::: Information shown :::

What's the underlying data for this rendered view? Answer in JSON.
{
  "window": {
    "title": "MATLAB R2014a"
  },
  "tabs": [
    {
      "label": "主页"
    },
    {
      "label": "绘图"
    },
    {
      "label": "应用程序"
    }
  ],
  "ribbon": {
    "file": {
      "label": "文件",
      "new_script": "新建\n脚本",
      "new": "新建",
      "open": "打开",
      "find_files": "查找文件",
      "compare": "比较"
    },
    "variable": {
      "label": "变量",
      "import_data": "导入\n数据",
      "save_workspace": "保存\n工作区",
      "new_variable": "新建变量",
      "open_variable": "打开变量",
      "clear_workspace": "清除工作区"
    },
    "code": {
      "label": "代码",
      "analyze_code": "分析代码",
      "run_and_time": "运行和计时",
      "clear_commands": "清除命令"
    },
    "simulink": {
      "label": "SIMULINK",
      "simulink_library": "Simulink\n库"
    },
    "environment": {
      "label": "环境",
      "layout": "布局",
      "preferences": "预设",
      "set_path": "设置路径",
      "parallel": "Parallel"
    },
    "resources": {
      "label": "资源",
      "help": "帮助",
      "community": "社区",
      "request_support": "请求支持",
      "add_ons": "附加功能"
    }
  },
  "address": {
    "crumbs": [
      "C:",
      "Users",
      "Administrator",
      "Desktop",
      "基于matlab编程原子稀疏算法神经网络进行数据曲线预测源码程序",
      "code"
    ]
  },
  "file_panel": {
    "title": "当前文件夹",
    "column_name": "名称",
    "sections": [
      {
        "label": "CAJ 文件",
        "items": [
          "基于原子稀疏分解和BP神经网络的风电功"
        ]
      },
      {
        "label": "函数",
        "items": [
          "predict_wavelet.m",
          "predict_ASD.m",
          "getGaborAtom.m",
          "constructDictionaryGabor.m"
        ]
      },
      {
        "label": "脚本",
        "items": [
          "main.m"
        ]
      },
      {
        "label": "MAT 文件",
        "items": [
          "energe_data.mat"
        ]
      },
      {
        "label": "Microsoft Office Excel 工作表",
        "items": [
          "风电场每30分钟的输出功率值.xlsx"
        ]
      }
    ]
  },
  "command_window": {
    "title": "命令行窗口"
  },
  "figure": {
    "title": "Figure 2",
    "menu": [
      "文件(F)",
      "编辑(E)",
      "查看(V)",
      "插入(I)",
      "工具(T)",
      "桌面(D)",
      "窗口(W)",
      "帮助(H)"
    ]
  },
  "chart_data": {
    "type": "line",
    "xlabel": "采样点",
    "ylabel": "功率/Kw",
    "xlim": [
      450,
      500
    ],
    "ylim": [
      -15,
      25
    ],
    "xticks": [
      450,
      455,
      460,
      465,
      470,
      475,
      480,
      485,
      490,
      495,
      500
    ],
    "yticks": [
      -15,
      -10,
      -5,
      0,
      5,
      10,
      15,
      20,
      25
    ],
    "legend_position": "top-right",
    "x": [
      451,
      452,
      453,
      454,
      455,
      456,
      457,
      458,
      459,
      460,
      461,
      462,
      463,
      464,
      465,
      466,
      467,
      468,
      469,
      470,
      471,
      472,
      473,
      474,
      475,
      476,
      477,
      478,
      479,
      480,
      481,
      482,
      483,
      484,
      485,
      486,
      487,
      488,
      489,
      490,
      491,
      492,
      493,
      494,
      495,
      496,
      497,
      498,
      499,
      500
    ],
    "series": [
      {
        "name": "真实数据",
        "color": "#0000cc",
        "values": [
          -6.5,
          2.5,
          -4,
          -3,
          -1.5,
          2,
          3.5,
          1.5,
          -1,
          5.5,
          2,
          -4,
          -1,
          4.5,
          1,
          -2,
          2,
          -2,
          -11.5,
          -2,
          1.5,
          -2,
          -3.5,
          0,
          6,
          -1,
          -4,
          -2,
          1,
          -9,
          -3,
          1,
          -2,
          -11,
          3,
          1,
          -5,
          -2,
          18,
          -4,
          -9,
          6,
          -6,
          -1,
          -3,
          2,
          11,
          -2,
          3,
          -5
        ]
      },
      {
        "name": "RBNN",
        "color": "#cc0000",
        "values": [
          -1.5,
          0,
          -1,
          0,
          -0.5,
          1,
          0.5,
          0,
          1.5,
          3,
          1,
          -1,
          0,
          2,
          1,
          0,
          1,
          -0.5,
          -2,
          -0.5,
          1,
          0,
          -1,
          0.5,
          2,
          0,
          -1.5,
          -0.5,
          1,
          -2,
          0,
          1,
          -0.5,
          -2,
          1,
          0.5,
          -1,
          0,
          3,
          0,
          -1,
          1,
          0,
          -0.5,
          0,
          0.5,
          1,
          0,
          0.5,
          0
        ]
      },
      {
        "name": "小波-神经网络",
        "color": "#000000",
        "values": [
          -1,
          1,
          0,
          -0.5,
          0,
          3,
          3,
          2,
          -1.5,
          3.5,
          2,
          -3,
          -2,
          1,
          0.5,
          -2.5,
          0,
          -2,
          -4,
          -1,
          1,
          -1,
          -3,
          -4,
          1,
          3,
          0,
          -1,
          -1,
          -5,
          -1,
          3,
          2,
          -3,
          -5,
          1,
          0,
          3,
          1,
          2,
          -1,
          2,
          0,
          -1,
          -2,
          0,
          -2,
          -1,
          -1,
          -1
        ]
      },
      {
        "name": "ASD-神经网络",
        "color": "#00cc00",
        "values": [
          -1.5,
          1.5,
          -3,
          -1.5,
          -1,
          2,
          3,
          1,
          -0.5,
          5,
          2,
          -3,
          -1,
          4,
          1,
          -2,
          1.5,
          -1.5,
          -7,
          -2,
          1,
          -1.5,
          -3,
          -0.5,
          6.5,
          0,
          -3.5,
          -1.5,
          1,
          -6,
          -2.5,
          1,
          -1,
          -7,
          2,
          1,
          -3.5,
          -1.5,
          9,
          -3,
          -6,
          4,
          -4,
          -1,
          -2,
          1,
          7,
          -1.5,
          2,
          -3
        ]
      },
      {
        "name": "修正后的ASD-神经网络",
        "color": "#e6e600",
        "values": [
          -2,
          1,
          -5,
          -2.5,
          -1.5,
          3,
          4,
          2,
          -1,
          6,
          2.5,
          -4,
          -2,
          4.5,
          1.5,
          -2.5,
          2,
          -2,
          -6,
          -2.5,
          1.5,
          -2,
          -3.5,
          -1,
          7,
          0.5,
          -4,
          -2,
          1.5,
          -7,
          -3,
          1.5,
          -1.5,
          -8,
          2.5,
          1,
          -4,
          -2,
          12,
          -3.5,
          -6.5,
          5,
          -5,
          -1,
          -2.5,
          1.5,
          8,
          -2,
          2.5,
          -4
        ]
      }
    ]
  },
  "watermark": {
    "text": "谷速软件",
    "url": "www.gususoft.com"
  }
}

:::

▶ _Your instructions_: Output each record exactly, leaving nothing out.

▶ _Reply to the exercise_:
What's the underlying data for this rendered view? Answer in JSON.
{
  "window": {
    "title": "MATLAB R2014a"
  },
  "tabs": [
    {
      "label": "主页"
    },
    {
      "label": "绘图"
    },
    {
      "label": "应用程序"
    }
  ],
  "ribbon": {
    "file": {
      "label": "文件",
      "new_script": "新建\n脚本",
      "new": "新建",
      "open": "打开",
      "find_files": "查找文件",
      "compare": "比较"
    },
    "variable": {
      "label": "变量",
      "import_data": "导入\n数据",
      "save_workspace": "保存\n工作区",
      "new_variable": "新建变量",
      "open_variable": "打开变量",
      "clear_workspace": "清除工作区"
    },
    "code": {
      "label": "代码",
      "analyze_code": "分析代码",
      "run_and_time": "运行和计时",
      "clear_commands": "清除命令"
    },
    "simulink": {
      "label": "SIMULINK",
      "simulink_library": "Simulink\n库"
    },
    "environment": {
      "label": "环境",
      "layout": "布局",
      "preferences": "预设",
      "set_path": "设置路径",
      "parallel": "Parallel"
    },
    "resources": {
      "label": "资源",
      "help": "帮助",
      "community": "社区",
      "request_support": "请求支持",
      "add_ons": "附加功能"
    }
  },
  "address": {
    "crumbs": [
      "C:",
      "Users",
      "Administrator",
      "Desktop",
      "基于matlab编程原子稀疏算法神经网络进行数据曲线预测源码程序",
      "code"
    ]
  },
  "file_panel": {
    "title": "当前文件夹",
    "column_name": "名称",
    "sections": [
      {
        "label": "CAJ 文件",
        "items": [
          "基于原子稀疏分解和BP神经网络的风电功"
        ]
      },
      {
        "label": "函数",
        "items": [
          "predict_wavelet.m",
          "predict_ASD.m",
          "getGaborAtom.m",
          "constructDictionaryGabor.m"
        ]
      },
      {
        "label": "脚本",
        "items": [
          "main.m"
        ]
      },
      {
        "label": "MAT 文件",
        "items": [
          "energe_data.mat"
        ]
      },
      {
        "label": "Microsoft Office Excel 工作表",
        "items": [
          "风电场每30分钟的输出功率值.xlsx"
        ]
      }
    ]
  },
  "command_window": {
    "title": "命令行窗口"
  },
  "figure": {
    "title": "Figure 2",
    "menu": [
      "文件(F)",
      "编辑(E)",
      "查看(V)",
      "插入(I)",
      "工具(T)",
      "桌面(D)",
      "窗口(W)",
      "帮助(H)"
    ]
  },
  "chart_data": {
    "type": "line",
    "xlabel": "采样点",
    "ylabel": "功率/Kw",
    "xlim": [
      450,
      500
    ],
    "ylim": [
      -15,
      25
    ],
    "xticks": [
      450,
      455,
      460,
      465,
      470,
      475,
      480,
      485,
      490,
      495,
      500
    ],
    "yticks": [
      -15,
      -10,
      -5,
      0,
      5,
      10,
      15,
      20,
      25
    ],
    "legend_position": "top-right",
    "x": [
      451,
      452,
      453,
      454,
      455,
      456,
      457,
      458,
      459,
      460,
      461,
      462,
      463,
      464,
      465,
      466,
      467,
      468,
      469,
      470,
      471,
      472,
      473,
      474,
      475,
      476,
      477,
      478,
      479,
      480,
      481,
      482,
      483,
      484,
      485,
      486,
      487,
      488,
      489,
      490,
      491,
      492,
      493,
      494,
      495,
      496,
      497,
      498,
      499,
      500
    ],
    "series": [
      {
        "name": "真实数据",
        "color": "#0000cc",
        "values": [
          -6.5,
          2.5,
          -4,
          -3,
          -1.5,
          2,
          3.5,
          1.5,
          -1,
          5.5,
          2,
          -4,
          -1,
          4.5,
          1,
          -2,
          2,
          -2,
          -11.5,
          -2,
          1.5,
          -2,
          -3.5,
          0,
          6,
          -1,
          -4,
          -2,
          1,
          -9,
          -3,
          1,
          -2,
          -11,
          3,
          1,
          -5,
          -2,
          18,
          -4,
          -9,
          6,
          -6,
          -1,
          -3,
          2,
          11,
          -2,
          3,
          -5
        ]
      },
      {
        "name": "RBNN",
        "color": "#cc0000",
        "values": [
          -1.5,
          0,
          -1,
          0,
          -0.5,
          1,
          0.5,
          0,
          1.5,
          3,
          1,
          -1,
          0,
          2,
          1,
          0,
          1,
          -0.5,
          -2,
          -0.5,
          1,
          0,
          -1,
          0.5,
          2,
          0,
          -1.5,
          -0.5,
          1,
          -2,
          0,
          1,
          -0.5,
          -2,
          1,
          0.5,
          -1,
          0,
          3,
          0,
          -1,
          1,
          0,
          -0.5,
          0,
          0.5,
          1,
          0,
          0.5,
          0
        ]
      },
      {
        "name": "小波-神经网络",
        "color": "#000000",
        "values": [
          -1,
          1,
          0,
          -0.5,
          0,
          3,
          3,
          2,
          -1.5,
          3.5,
          2,
          -3,
          -2,
          1,
          0.5,
          -2.5,
          0,
          -2,
          -4,
          -1,
          1,
          -1,
          -3,
          -4,
          1,
          3,
          0,
          -1,
          -1,
          -5,
          -1,
          3,
          2,
          -3,
          -5,
          1,
          0,
          3,
          1,
          2,
          -1,
          2,
          0,
          -1,
          -2,
          0,
          -2,
          -1,
          -1,
          -1
        ]
      },
      {
        "name": "ASD-神经网络",
        "color": "#00cc00",
        "values": [
          -1.5,
          1.5,
          -3,
          -1.5,
          -1,
          2,
          3,
          1,
          -0.5,
          5,
          2,
          -3,
          -1,
          4,
          1,
          -2,
          1.5,
          -1.5,
          -7,
          -2,
          1,
          -1.5,
          -3,
          -0.5,
          6.5,
          0,
          -3.5,
          -1.5,
          1,
          -6,
          -2.5,
          1,
          -1,
          -7,
          2,
          1,
          -3.5,
          -1.5,
          9,
          -3,
          -6,
          4,
          -4,
          -1,
          -2,
          1,
          7,
          -1.5,
          2,
          -3
        ]
      },
      {
        "name": "修正后的ASD-神经网络",
        "color": "#e6e600",
        "values": [
          -2,
          1,
          -5,
          -2.5,
          -1.5,
          3,
          4,
          2,
          -1,
          6,
          2.5,
          -4,
          -2,
          4.5,
          1.5,
          -2.5,
          2,
          -2,
          -6,
          -2.5,
          1.5,
          -2,
          -3.5,
          -1,
          7,
          0.5,
          -4,
          -2,
          1.5,
          -7,
          -3,
          1.5,
          -1.5,
          -8,
          2.5,
          1,
          -4,
          -2,
          12,
          -3.5,
          -6.5,
          5,
          -5,
          -1,
          -2.5,
          1.5,
          8,
          -2,
          2.5,
          -4
        ]
      }
    ]
  },
  "watermark": {
    "text": "谷速软件",
    "url": "www.gususoft.com"
  }
}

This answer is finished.